Record extracts:

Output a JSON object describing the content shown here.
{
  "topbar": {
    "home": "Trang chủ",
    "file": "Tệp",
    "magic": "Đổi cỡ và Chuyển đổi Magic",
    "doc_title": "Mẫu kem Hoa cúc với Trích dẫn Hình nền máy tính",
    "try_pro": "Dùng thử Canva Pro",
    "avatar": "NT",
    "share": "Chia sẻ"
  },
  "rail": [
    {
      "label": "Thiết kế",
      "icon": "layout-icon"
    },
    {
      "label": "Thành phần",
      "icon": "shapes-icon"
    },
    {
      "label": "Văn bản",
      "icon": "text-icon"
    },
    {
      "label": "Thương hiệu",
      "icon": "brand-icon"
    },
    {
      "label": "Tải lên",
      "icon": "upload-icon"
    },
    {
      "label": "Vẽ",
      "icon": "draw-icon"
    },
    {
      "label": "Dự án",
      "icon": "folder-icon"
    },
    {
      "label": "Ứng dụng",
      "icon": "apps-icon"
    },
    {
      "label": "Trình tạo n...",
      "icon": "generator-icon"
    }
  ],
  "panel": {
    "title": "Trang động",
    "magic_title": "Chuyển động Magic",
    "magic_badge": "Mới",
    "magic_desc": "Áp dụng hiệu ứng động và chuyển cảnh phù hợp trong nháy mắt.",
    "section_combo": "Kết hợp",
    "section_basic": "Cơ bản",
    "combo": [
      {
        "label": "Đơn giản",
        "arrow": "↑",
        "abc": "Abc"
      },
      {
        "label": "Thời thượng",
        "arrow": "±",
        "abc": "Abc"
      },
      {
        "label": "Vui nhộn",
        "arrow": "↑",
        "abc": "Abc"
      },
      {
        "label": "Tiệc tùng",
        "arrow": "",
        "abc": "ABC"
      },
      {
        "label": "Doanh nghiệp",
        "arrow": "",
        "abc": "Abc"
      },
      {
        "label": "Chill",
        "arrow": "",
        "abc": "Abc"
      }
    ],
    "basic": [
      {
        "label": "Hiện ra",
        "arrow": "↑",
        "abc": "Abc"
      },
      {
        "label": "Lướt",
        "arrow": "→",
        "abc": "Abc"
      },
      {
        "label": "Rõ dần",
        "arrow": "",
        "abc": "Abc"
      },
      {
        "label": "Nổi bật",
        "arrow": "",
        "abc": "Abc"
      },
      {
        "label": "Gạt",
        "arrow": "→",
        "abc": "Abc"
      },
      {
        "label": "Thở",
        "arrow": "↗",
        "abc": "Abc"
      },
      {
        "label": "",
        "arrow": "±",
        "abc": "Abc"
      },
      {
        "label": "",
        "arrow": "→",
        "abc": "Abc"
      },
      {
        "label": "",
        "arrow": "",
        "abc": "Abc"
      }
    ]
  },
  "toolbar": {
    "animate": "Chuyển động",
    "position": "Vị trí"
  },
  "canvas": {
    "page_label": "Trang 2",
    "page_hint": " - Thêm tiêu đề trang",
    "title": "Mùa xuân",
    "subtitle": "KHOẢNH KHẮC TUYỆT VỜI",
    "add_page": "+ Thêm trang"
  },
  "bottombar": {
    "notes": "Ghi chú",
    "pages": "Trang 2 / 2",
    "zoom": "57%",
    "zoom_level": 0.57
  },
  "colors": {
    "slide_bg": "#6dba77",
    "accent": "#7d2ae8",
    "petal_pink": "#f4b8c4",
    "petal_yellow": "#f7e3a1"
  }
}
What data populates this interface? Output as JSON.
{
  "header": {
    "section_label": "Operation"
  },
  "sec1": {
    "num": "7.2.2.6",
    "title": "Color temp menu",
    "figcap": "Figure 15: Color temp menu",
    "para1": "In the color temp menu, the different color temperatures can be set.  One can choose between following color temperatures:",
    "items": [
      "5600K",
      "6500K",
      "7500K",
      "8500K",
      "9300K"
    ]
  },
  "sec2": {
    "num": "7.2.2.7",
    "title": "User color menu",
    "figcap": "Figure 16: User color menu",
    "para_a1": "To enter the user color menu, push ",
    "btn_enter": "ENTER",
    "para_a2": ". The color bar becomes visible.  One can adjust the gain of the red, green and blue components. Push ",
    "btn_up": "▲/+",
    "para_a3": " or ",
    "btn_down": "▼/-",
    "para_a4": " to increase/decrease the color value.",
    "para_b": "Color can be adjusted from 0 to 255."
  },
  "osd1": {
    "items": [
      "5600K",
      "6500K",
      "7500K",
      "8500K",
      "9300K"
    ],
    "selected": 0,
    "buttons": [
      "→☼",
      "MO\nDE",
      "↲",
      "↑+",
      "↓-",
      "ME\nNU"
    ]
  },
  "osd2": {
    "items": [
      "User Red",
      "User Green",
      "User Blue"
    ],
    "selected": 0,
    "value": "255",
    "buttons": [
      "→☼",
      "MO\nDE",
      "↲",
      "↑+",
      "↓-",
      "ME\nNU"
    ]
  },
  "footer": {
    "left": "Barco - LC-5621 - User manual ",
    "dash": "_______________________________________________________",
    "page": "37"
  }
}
--
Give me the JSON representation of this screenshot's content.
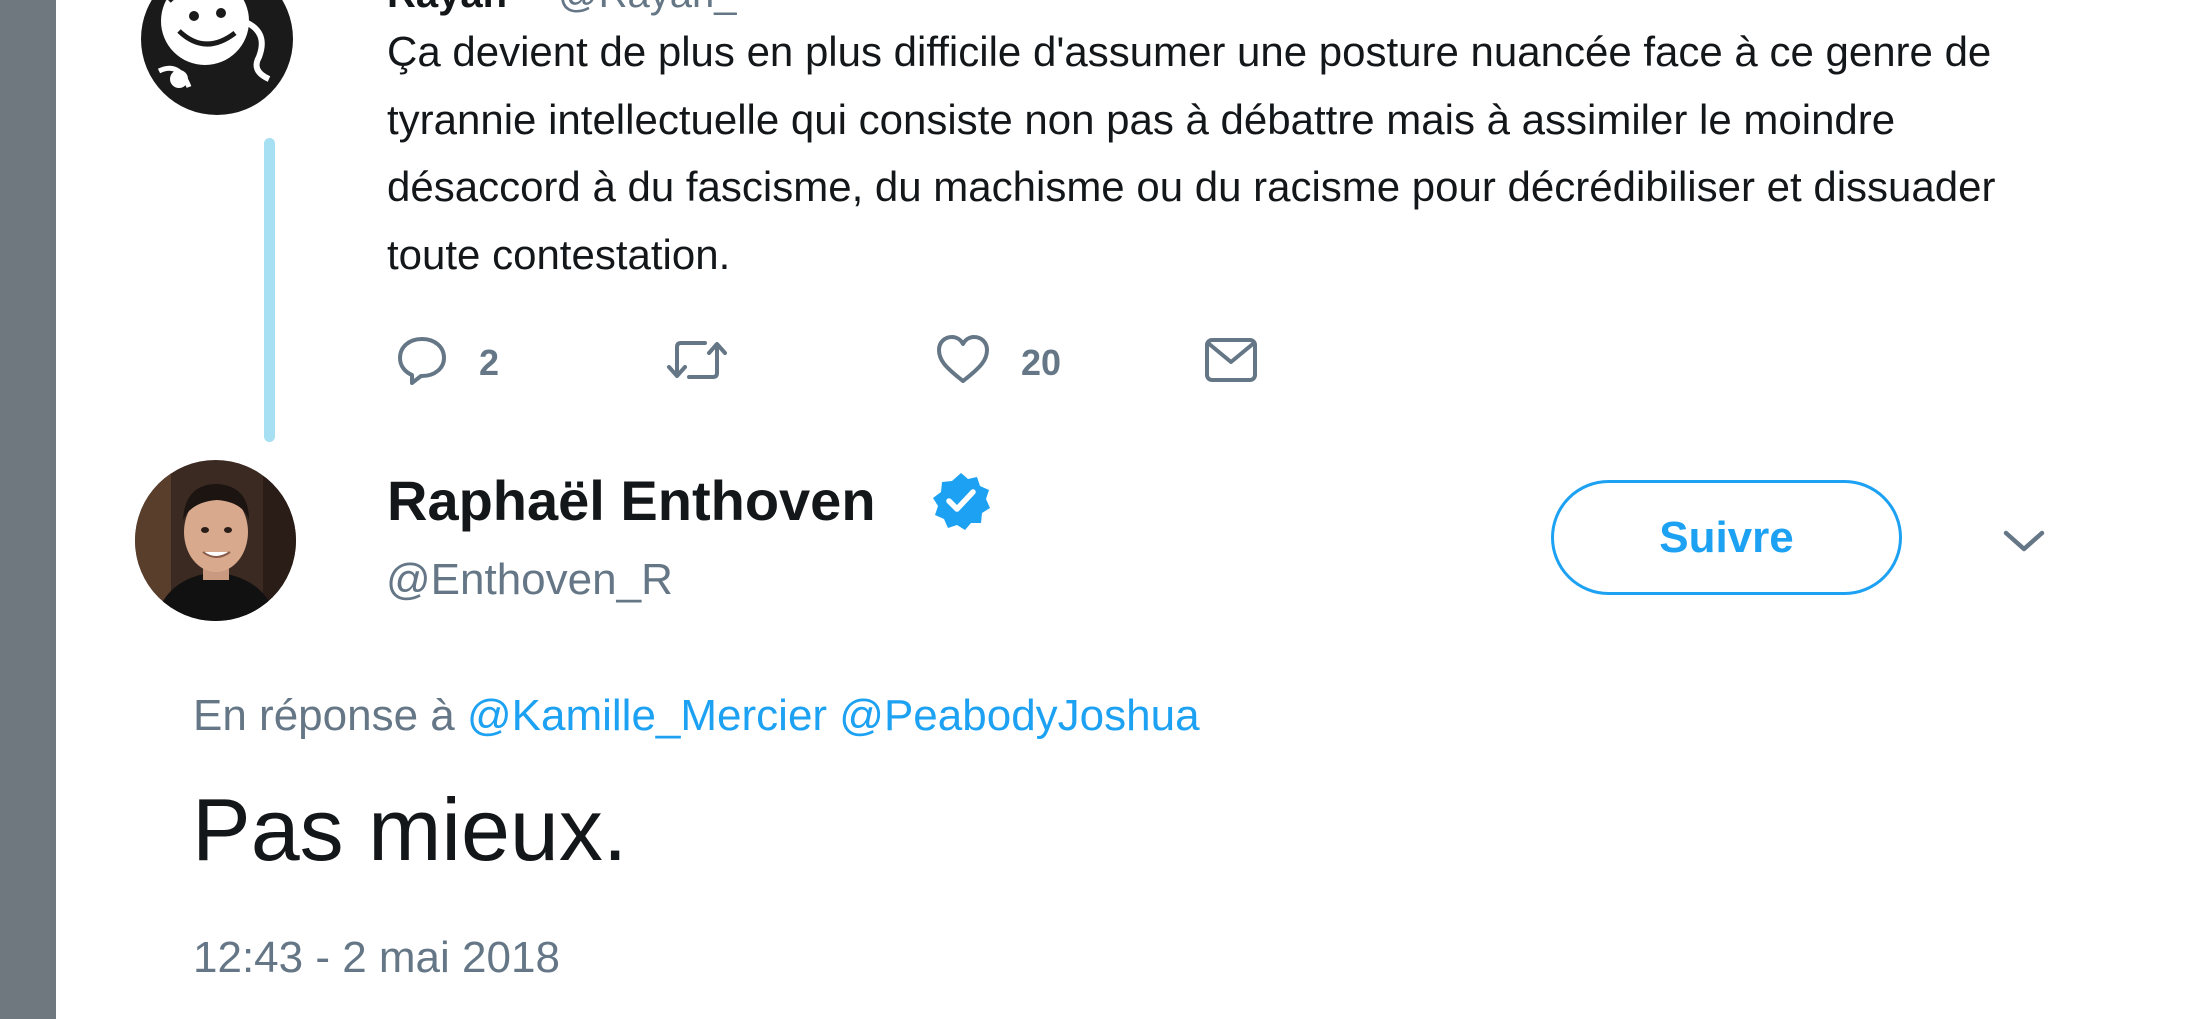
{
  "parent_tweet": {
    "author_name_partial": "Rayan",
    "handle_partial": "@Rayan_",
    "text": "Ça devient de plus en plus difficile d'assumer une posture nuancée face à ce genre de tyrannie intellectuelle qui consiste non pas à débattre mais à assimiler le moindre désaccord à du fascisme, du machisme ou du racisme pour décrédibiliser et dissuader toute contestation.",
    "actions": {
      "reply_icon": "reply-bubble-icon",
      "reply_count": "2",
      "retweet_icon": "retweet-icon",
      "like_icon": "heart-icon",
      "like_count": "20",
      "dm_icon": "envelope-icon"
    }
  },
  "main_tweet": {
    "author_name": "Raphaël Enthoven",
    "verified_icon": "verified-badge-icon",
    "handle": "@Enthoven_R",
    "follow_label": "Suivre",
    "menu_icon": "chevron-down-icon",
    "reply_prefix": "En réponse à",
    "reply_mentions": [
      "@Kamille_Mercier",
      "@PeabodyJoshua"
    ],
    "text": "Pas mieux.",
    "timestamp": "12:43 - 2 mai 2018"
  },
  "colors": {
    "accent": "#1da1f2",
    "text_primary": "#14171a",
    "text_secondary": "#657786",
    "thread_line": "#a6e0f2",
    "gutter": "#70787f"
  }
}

Exercise: Return the lines of the records that include the string "value".

Response to the exercise:
    "para_a4": " to increase/decrease the color value.",
    "value": "255",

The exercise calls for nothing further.